SHORT TASK :: For the material that follows, list every line containing the word "Length".

====== AVAILABLE RECORDS

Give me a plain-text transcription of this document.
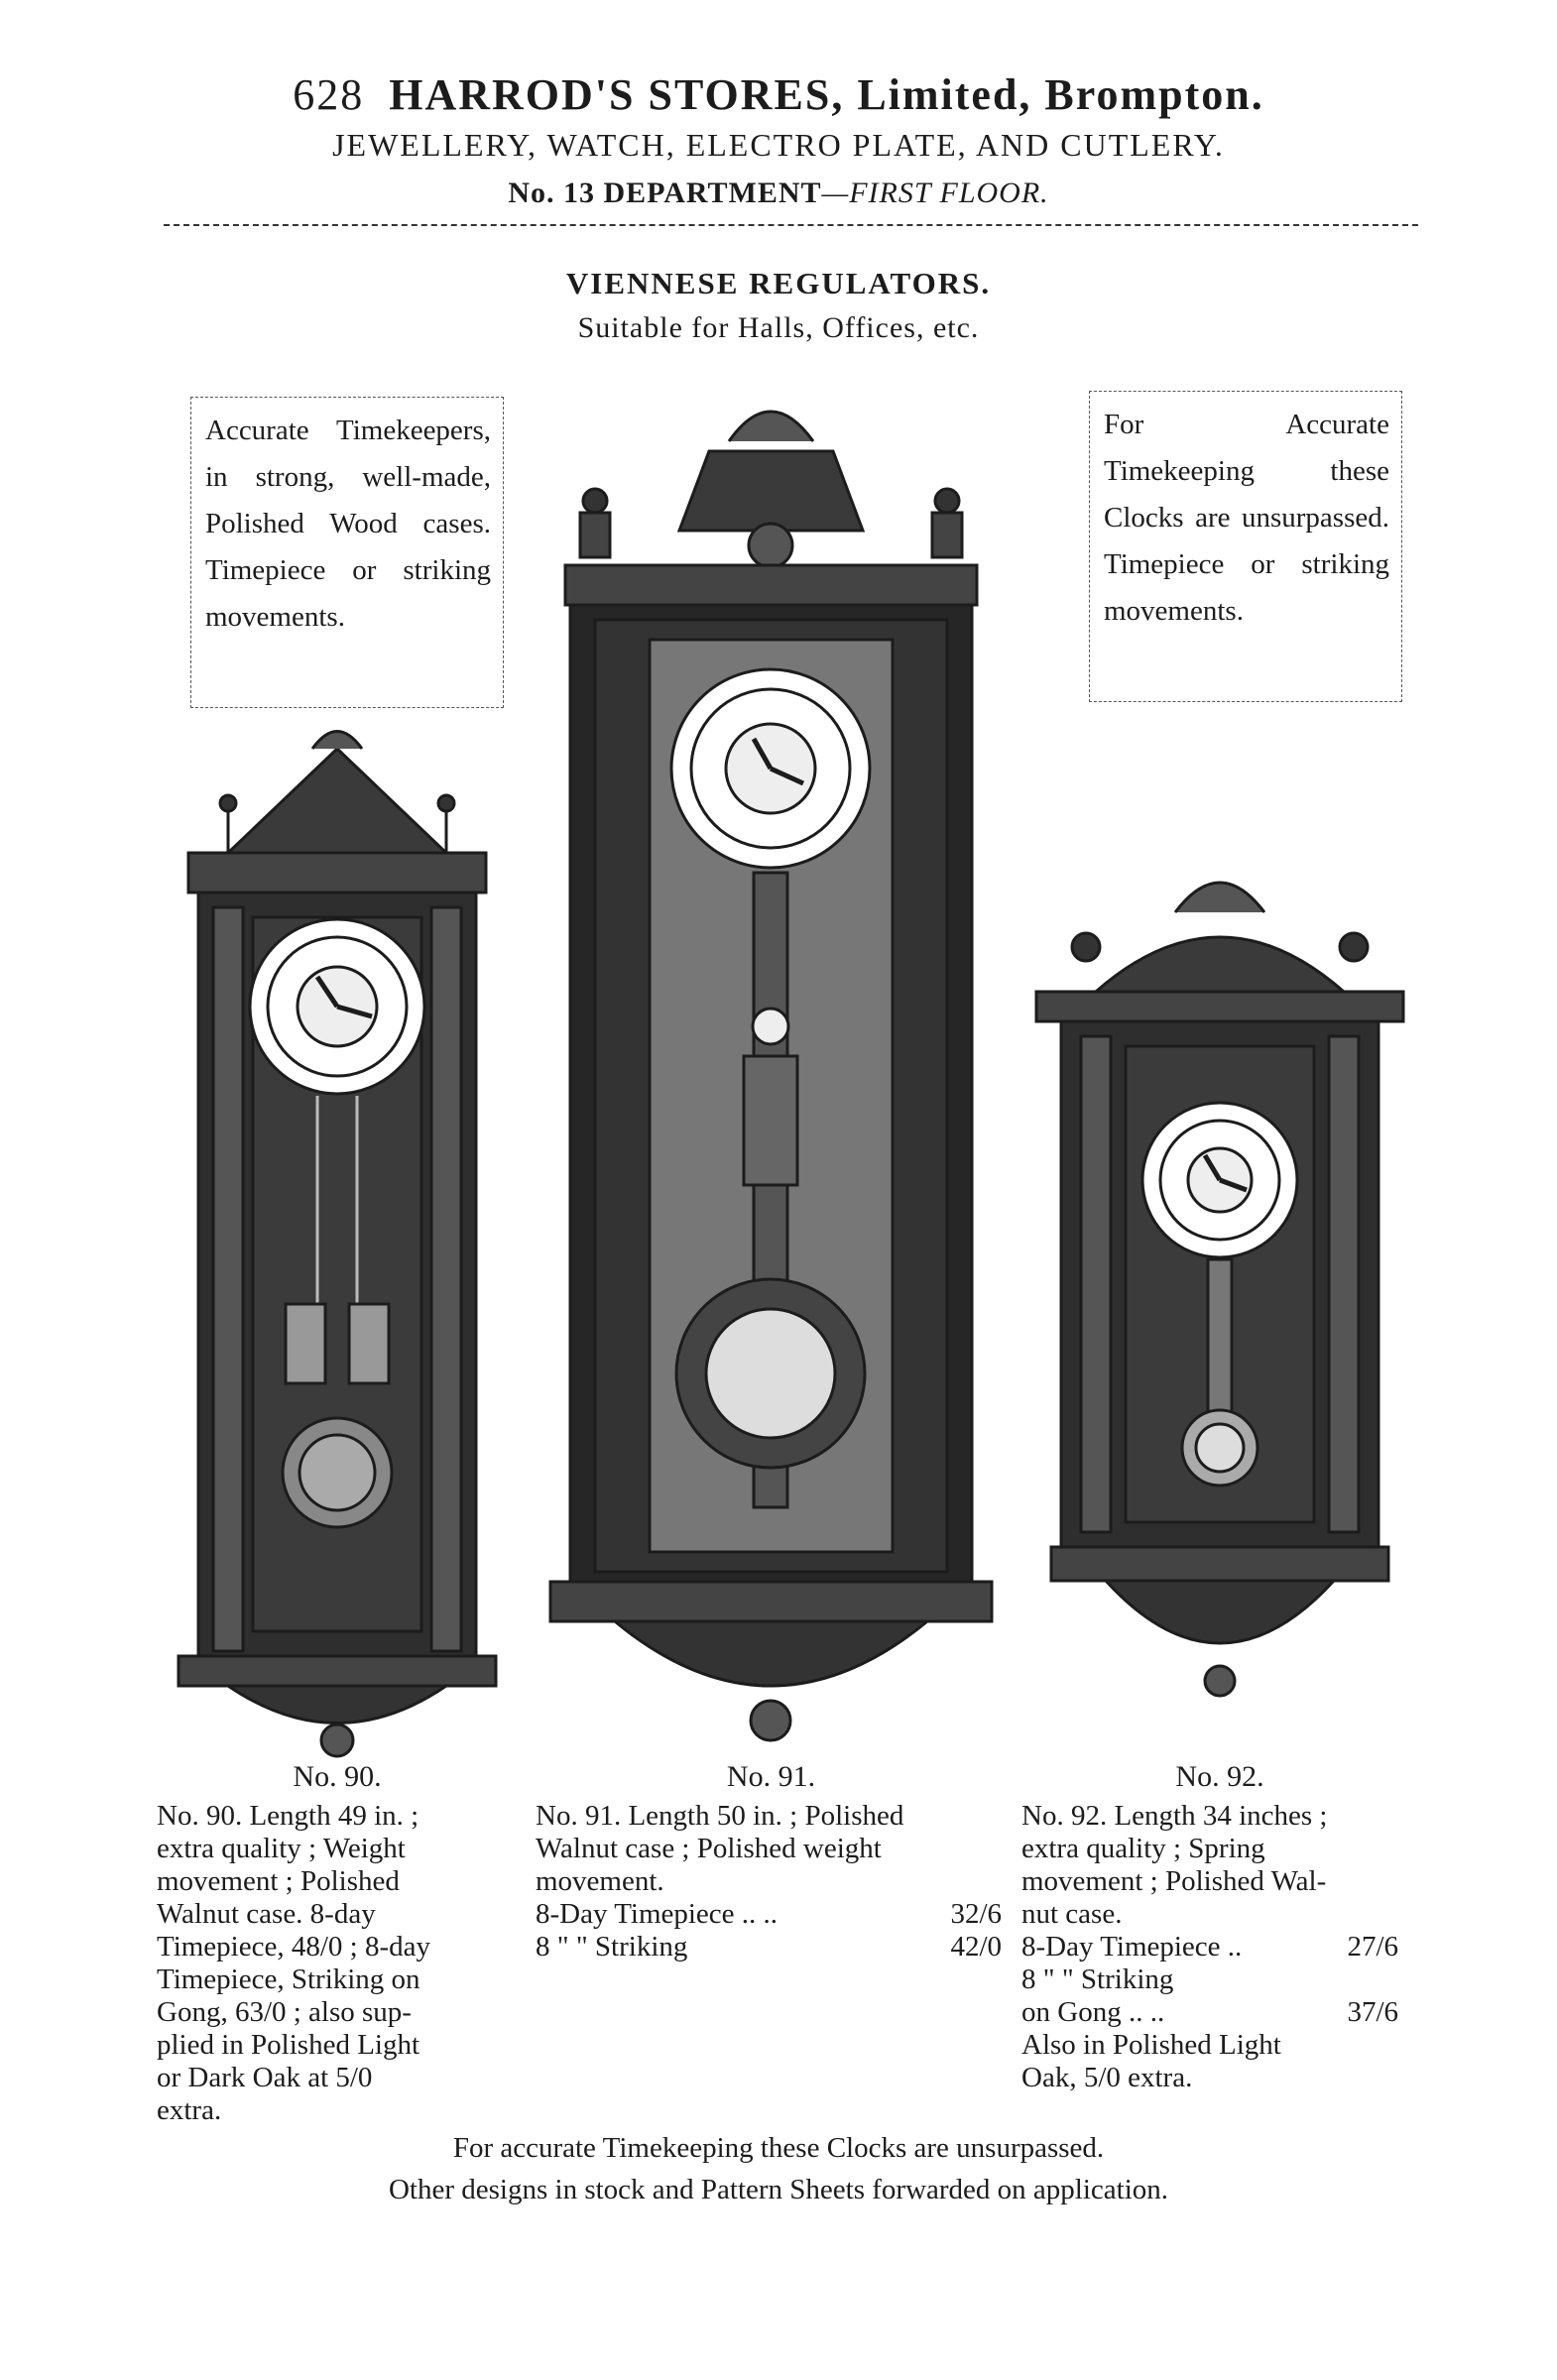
628 HARROD'S STORES, Limited, Brompton.
JEWELLERY, WATCH, ELECTRO PLATE, AND CUTLERY.
No. 13 DEPARTMENT—FIRST FLOOR.
VIENNESE REGULATORS.
Suitable for Halls, Offices, etc.
Accurate Timekeepers, in strong, well-made, Polished Wood cases. Timepiece or striking movements.
For Accurate Timekeeping these Clocks are unsurpassed. Timepiece or striking movements.
No. 90.	No. 91.	No. 92.
No. 90. Length 49 in. ;
extra quality ; Weight
movement ; Polished
Walnut case. 8-day
Timepiece, 48/0 ; 8-day
Timepiece, Striking on
Gong, 63/0 ; also sup-
plied in Polished Light
or Dark Oak at 5/0
extra.
No. 91. Length 50 in. ; Polished
Walnut case ; Polished weight
movement.
8-Day Timepiece .. ..	32/6
8 " " Striking	42/0
No. 92. Length 34 inches ;
extra quality ; Spring
movement ; Polished Wal-
nut case.
8-Day Timepiece ..	27/6
8 " " Striking
on Gong .. ..	37/6
Also in Polished Light
Oak, 5/0 extra.
For accurate Timekeeping these Clocks are unsurpassed.
Other designs in stock and Pattern Sheets forwarded on application.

============

EXERCISE SOLUTION ::
No. 90. Length 49 in. ;
No. 91. Length 50 in. ; Polished
No. 92. Length 34 inches ;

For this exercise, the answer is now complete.